## Request:
Repeat the lines that follow, leaving nothing out.

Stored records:
--------------------------------

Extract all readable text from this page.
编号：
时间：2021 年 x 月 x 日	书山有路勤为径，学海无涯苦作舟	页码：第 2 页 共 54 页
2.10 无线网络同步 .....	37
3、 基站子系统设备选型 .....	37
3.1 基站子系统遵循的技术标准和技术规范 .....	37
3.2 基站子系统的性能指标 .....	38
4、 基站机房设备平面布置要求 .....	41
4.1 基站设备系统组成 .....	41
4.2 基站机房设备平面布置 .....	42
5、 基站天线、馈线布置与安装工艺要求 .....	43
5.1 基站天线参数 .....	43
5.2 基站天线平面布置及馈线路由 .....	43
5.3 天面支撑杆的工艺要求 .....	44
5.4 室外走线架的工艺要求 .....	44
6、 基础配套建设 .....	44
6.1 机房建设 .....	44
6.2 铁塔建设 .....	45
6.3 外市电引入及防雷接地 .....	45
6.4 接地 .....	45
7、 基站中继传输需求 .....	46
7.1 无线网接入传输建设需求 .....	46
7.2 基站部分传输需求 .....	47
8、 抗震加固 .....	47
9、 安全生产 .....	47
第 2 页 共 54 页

--------------------------------

## Solution for this problem:
Extract all readable text from this page.
编号：
时间：2021 年 x 月 x 日	书山有路勤为径，学海无涯苦作舟	页码：第 2 页 共 54 页
2.10 无线网络同步 .....	37
3、 基站子系统设备选型 .....	37
3.1 基站子系统遵循的技术标准和技术规范 .....	37
3.2 基站子系统的性能指标 .....	38
4、 基站机房设备平面布置要求 .....	41
4.1 基站设备系统组成 .....	41
4.2 基站机房设备平面布置 .....	42
5、 基站天线、馈线布置与安装工艺要求 .....	43
5.1 基站天线参数 .....	43
5.2 基站天线平面布置及馈线路由 .....	43
5.3 天面支撑杆的工艺要求 .....	44
5.4 室外走线架的工艺要求 .....	44
6、 基础配套建设 .....	44
6.1 机房建设 .....	44
6.2 铁塔建设 .....	45
6.3 外市电引入及防雷接地 .....	45
6.4 接地 .....	45
7、 基站中继传输需求 .....	46
7.1 无线网接入传输建设需求 .....	46
7.2 基站部分传输需求 .....	47
8、 抗震加固 .....	47
9、 安全生产 .....	47
第 2 页 共 54 页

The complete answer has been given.